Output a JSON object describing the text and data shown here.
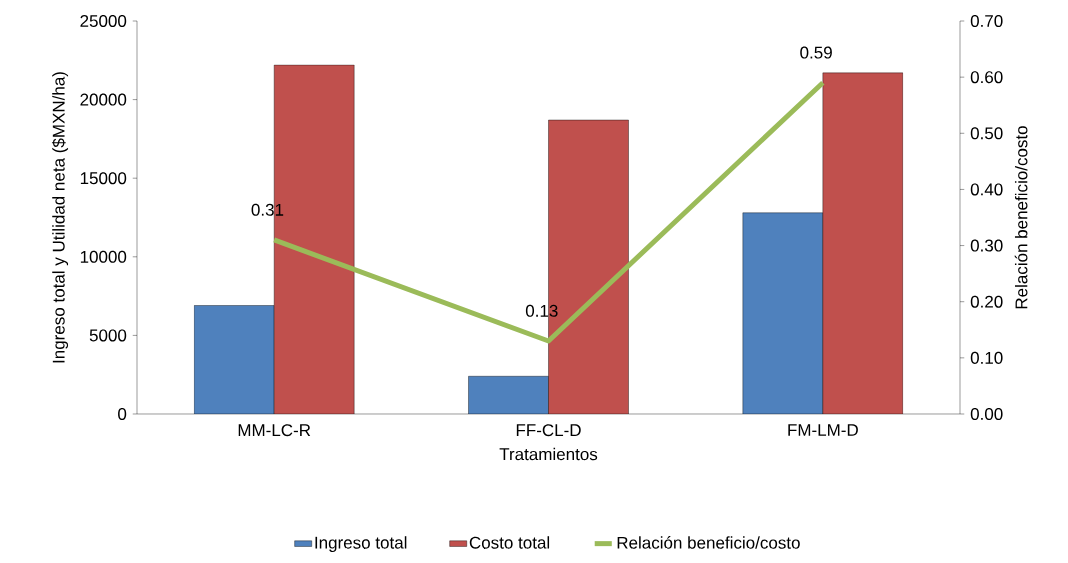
{
  "chart_data": {
    "type": "bar",
    "xlabel": "Tratamientos",
    "ylabel": "Ingreso total y Utilidad neta ($MXN/ha)",
    "y2label": "Relación beneficio/costo",
    "categories": [
      "MM-LC-R",
      "FF-CL-D",
      "FM-LM-D"
    ],
    "series": [
      {
        "name": "Ingreso total",
        "color": "#4f81bd",
        "values": [
          6900,
          2400,
          12800
        ]
      },
      {
        "name": "Costo  total",
        "color": "#c0504d",
        "values": [
          22200,
          18700,
          21700
        ]
      },
      {
        "name": "Relación beneficio/costo",
        "type": "line",
        "axis": "y2",
        "color": "#9bbb59",
        "values": [
          0.31,
          0.13,
          0.59
        ],
        "value_labels": [
          "0.31",
          "0.13",
          "0.59"
        ]
      }
    ],
    "ylim": [
      0,
      25000
    ],
    "yticks": [
      0,
      5000,
      10000,
      15000,
      20000,
      25000
    ],
    "y2lim": [
      0,
      0.7
    ],
    "y2ticks": [
      {
        "value": 0,
        "label": "0.00"
      },
      {
        "value": 0.1,
        "label": "0.10"
      },
      {
        "value": 0.2,
        "label": "0.20"
      },
      {
        "value": 0.3,
        "label": "0.30"
      },
      {
        "value": 0.4,
        "label": "0.40"
      },
      {
        "value": 0.5,
        "label": "0.50"
      },
      {
        "value": 0.6,
        "label": "0.60"
      },
      {
        "value": 0.7,
        "label": "0.70"
      }
    ],
    "legend": "bottom",
    "marker": "none"
  }
}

▬▬▬▬▬▬

[WRITTEN REQUEST]:
Tell how many lines hold the string "total", giving the number and nothing else.

[RESPONSE TO THIS EXERCISE]:
3